(Written instruction)
In the listing below, pick out lines with "value".

(Records for the task)
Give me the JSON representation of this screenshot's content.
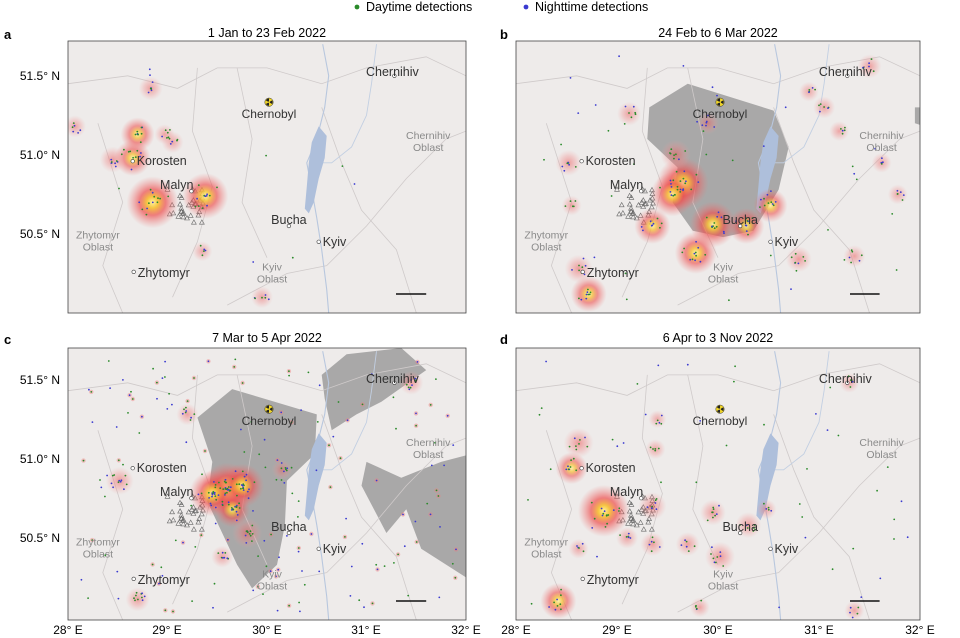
{
  "legend": {
    "day": {
      "label": "Daytime detections",
      "color": "#2a8a2a"
    },
    "night": {
      "label": "Nighttime detections",
      "color": "#3a3ad0"
    }
  },
  "axes": {
    "lon_ticks": [
      {
        "value": 28,
        "label": "28° E"
      },
      {
        "value": 29,
        "label": "29° E"
      },
      {
        "value": 30,
        "label": "30° E"
      },
      {
        "value": 31,
        "label": "31° E"
      },
      {
        "value": 32,
        "label": "32° E"
      }
    ],
    "lat_ticks": [
      {
        "value": 51.5,
        "label": "51.5° N"
      },
      {
        "value": 51.0,
        "label": "51.0° N"
      },
      {
        "value": 50.5,
        "label": "50.5° N"
      }
    ]
  },
  "panels": [
    {
      "letter": "a",
      "title": "1 Jan to 23 Feb 2022",
      "occupied": false,
      "places": [
        {
          "name": "Chernihiv",
          "lon": 31.28,
          "lat": 51.5,
          "kind": "city"
        },
        {
          "name": "Chernobyl",
          "lon": 30.02,
          "lat": 51.27,
          "kind": "plant"
        },
        {
          "name": "Korosten",
          "lon": 28.65,
          "lat": 50.96,
          "kind": "city"
        },
        {
          "name": "Malyn",
          "lon": 29.24,
          "lat": 50.77,
          "kind": "city"
        },
        {
          "name": "Bucha",
          "lon": 30.22,
          "lat": 50.55,
          "kind": "city"
        },
        {
          "name": "Kyiv",
          "lon": 30.52,
          "lat": 50.45,
          "kind": "city"
        },
        {
          "name": "Zhytomyr",
          "lon": 28.66,
          "lat": 50.26,
          "kind": "city"
        }
      ],
      "regions": [
        {
          "name": "Zhytomyr\nOblast",
          "lon": 28.3,
          "lat": 50.47
        },
        {
          "name": "Chernihiv\nOblast",
          "lon": 31.62,
          "lat": 51.1
        },
        {
          "name": "Kyiv\nOblast",
          "lon": 30.05,
          "lat": 50.27
        }
      ],
      "fires": [
        {
          "lon": 28.85,
          "lat": 50.7,
          "i": 1.0
        },
        {
          "lon": 29.38,
          "lat": 50.74,
          "i": 0.85
        },
        {
          "lon": 28.65,
          "lat": 50.98,
          "i": 0.6
        },
        {
          "lon": 28.7,
          "lat": 51.13,
          "i": 0.55
        },
        {
          "lon": 28.45,
          "lat": 50.97,
          "i": 0.35
        },
        {
          "lon": 28.83,
          "lat": 51.42,
          "i": 0.3
        },
        {
          "lon": 28.07,
          "lat": 51.18,
          "i": 0.25
        },
        {
          "lon": 29.05,
          "lat": 51.08,
          "i": 0.25
        },
        {
          "lon": 29.35,
          "lat": 50.39,
          "i": 0.2
        },
        {
          "lon": 28.97,
          "lat": 51.13,
          "i": 0.2
        },
        {
          "lon": 29.95,
          "lat": 50.1,
          "i": 0.25
        }
      ]
    },
    {
      "letter": "b",
      "title": "24 Feb to 6 Mar 2022",
      "occupied": true,
      "places": [
        {
          "name": "Chernihiv",
          "lon": 31.28,
          "lat": 51.5,
          "kind": "city"
        },
        {
          "name": "Chernobyl",
          "lon": 30.02,
          "lat": 51.27,
          "kind": "plant"
        },
        {
          "name": "Korosten",
          "lon": 28.65,
          "lat": 50.96,
          "kind": "city"
        },
        {
          "name": "Malyn",
          "lon": 29.24,
          "lat": 50.77,
          "kind": "city"
        },
        {
          "name": "Bucha",
          "lon": 30.22,
          "lat": 50.55,
          "kind": "city"
        },
        {
          "name": "Kyiv",
          "lon": 30.52,
          "lat": 50.45,
          "kind": "city"
        },
        {
          "name": "Zhytomyr",
          "lon": 28.66,
          "lat": 50.26,
          "kind": "city"
        }
      ],
      "regions": [
        {
          "name": "Zhytomyr\nOblast",
          "lon": 28.3,
          "lat": 50.47
        },
        {
          "name": "Chernihiv\nOblast",
          "lon": 31.62,
          "lat": 51.1
        },
        {
          "name": "Kyiv\nOblast",
          "lon": 30.05,
          "lat": 50.27
        }
      ],
      "fires": [
        {
          "lon": 29.65,
          "lat": 50.82,
          "i": 1.0
        },
        {
          "lon": 29.55,
          "lat": 50.75,
          "i": 0.8
        },
        {
          "lon": 29.95,
          "lat": 50.56,
          "i": 0.85
        },
        {
          "lon": 29.78,
          "lat": 50.38,
          "i": 0.75
        },
        {
          "lon": 29.35,
          "lat": 50.55,
          "i": 0.6
        },
        {
          "lon": 30.28,
          "lat": 50.55,
          "i": 0.6
        },
        {
          "lon": 30.52,
          "lat": 50.68,
          "i": 0.55
        },
        {
          "lon": 29.58,
          "lat": 51.0,
          "i": 0.45
        },
        {
          "lon": 28.72,
          "lat": 50.12,
          "i": 0.6
        },
        {
          "lon": 28.62,
          "lat": 50.28,
          "i": 0.4
        },
        {
          "lon": 28.52,
          "lat": 50.95,
          "i": 0.35
        },
        {
          "lon": 29.12,
          "lat": 51.26,
          "i": 0.3
        },
        {
          "lon": 30.8,
          "lat": 50.34,
          "i": 0.35
        },
        {
          "lon": 31.5,
          "lat": 51.56,
          "i": 0.3
        },
        {
          "lon": 31.05,
          "lat": 51.3,
          "i": 0.25
        },
        {
          "lon": 30.9,
          "lat": 51.4,
          "i": 0.2
        },
        {
          "lon": 31.35,
          "lat": 50.36,
          "i": 0.25
        },
        {
          "lon": 31.62,
          "lat": 50.95,
          "i": 0.2
        },
        {
          "lon": 31.2,
          "lat": 51.15,
          "i": 0.2
        },
        {
          "lon": 29.9,
          "lat": 51.2,
          "i": 0.25
        },
        {
          "lon": 28.55,
          "lat": 50.68,
          "i": 0.2
        },
        {
          "lon": 31.78,
          "lat": 50.75,
          "i": 0.2
        }
      ]
    },
    {
      "letter": "c",
      "title": "7 Mar to 5 Apr 2022",
      "occupied": true,
      "places": [
        {
          "name": "Chernihiv",
          "lon": 31.28,
          "lat": 51.5,
          "kind": "city"
        },
        {
          "name": "Chernobyl",
          "lon": 30.02,
          "lat": 51.27,
          "kind": "plant"
        },
        {
          "name": "Korosten",
          "lon": 28.65,
          "lat": 50.96,
          "kind": "city"
        },
        {
          "name": "Malyn",
          "lon": 29.24,
          "lat": 50.77,
          "kind": "city"
        },
        {
          "name": "Bucha",
          "lon": 30.22,
          "lat": 50.55,
          "kind": "city"
        },
        {
          "name": "Kyiv",
          "lon": 30.52,
          "lat": 50.45,
          "kind": "city"
        },
        {
          "name": "Zhytomyr",
          "lon": 28.66,
          "lat": 50.26,
          "kind": "city"
        }
      ],
      "regions": [
        {
          "name": "Zhytomyr\nOblast",
          "lon": 28.3,
          "lat": 50.47
        },
        {
          "name": "Chernihiv\nOblast",
          "lon": 31.62,
          "lat": 51.1
        },
        {
          "name": "Kyiv\nOblast",
          "lon": 30.05,
          "lat": 50.27
        }
      ],
      "fires": [
        {
          "lon": 29.6,
          "lat": 50.83,
          "i": 1.0
        },
        {
          "lon": 29.45,
          "lat": 50.8,
          "i": 0.85
        },
        {
          "lon": 29.75,
          "lat": 50.85,
          "i": 0.8
        },
        {
          "lon": 29.65,
          "lat": 50.7,
          "i": 0.6
        },
        {
          "lon": 29.8,
          "lat": 50.55,
          "i": 0.45
        },
        {
          "lon": 28.52,
          "lat": 50.88,
          "i": 0.4
        },
        {
          "lon": 28.7,
          "lat": 50.13,
          "i": 0.3
        },
        {
          "lon": 31.45,
          "lat": 51.5,
          "i": 0.3
        },
        {
          "lon": 29.2,
          "lat": 51.3,
          "i": 0.25
        },
        {
          "lon": 30.15,
          "lat": 50.95,
          "i": 0.2
        },
        {
          "lon": 29.55,
          "lat": 50.4,
          "i": 0.25
        }
      ]
    },
    {
      "letter": "d",
      "title": "6 Apr to 3 Nov 2022",
      "occupied": false,
      "places": [
        {
          "name": "Chernihiv",
          "lon": 31.28,
          "lat": 51.5,
          "kind": "city"
        },
        {
          "name": "Chernobyl",
          "lon": 30.02,
          "lat": 51.27,
          "kind": "plant"
        },
        {
          "name": "Korosten",
          "lon": 28.65,
          "lat": 50.96,
          "kind": "city"
        },
        {
          "name": "Malyn",
          "lon": 29.24,
          "lat": 50.77,
          "kind": "city"
        },
        {
          "name": "Bucha",
          "lon": 30.22,
          "lat": 50.55,
          "kind": "city"
        },
        {
          "name": "Kyiv",
          "lon": 30.52,
          "lat": 50.45,
          "kind": "city"
        },
        {
          "name": "Zhytomyr",
          "lon": 28.66,
          "lat": 50.26,
          "kind": "city"
        }
      ],
      "regions": [
        {
          "name": "Zhytomyr\nOblast",
          "lon": 28.3,
          "lat": 50.47
        },
        {
          "name": "Chernihiv\nOblast",
          "lon": 31.62,
          "lat": 51.1
        },
        {
          "name": "Kyiv\nOblast",
          "lon": 30.05,
          "lat": 50.27
        }
      ],
      "fires": [
        {
          "lon": 28.87,
          "lat": 50.69,
          "i": 1.0
        },
        {
          "lon": 28.42,
          "lat": 50.12,
          "i": 0.6
        },
        {
          "lon": 28.55,
          "lat": 50.96,
          "i": 0.5
        },
        {
          "lon": 28.62,
          "lat": 51.12,
          "i": 0.45
        },
        {
          "lon": 29.35,
          "lat": 50.72,
          "i": 0.4
        },
        {
          "lon": 30.02,
          "lat": 50.4,
          "i": 0.45
        },
        {
          "lon": 29.95,
          "lat": 50.68,
          "i": 0.35
        },
        {
          "lon": 30.3,
          "lat": 50.6,
          "i": 0.35
        },
        {
          "lon": 29.35,
          "lat": 50.48,
          "i": 0.3
        },
        {
          "lon": 29.7,
          "lat": 50.48,
          "i": 0.3
        },
        {
          "lon": 29.1,
          "lat": 50.52,
          "i": 0.25
        },
        {
          "lon": 29.38,
          "lat": 51.08,
          "i": 0.2
        },
        {
          "lon": 28.62,
          "lat": 50.45,
          "i": 0.2
        },
        {
          "lon": 29.82,
          "lat": 50.08,
          "i": 0.2
        },
        {
          "lon": 31.35,
          "lat": 50.06,
          "i": 0.2
        },
        {
          "lon": 30.48,
          "lat": 50.7,
          "i": 0.2
        },
        {
          "lon": 31.3,
          "lat": 51.5,
          "i": 0.2
        },
        {
          "lon": 29.4,
          "lat": 51.27,
          "i": 0.15
        }
      ]
    }
  ]
}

(In response)
        "value": 28,
        "value": 29,
        "value": 30,
        "value": 31,
        "value": 32,
        "value": 51.5,
        "value": 51.0,
        "value": 50.5,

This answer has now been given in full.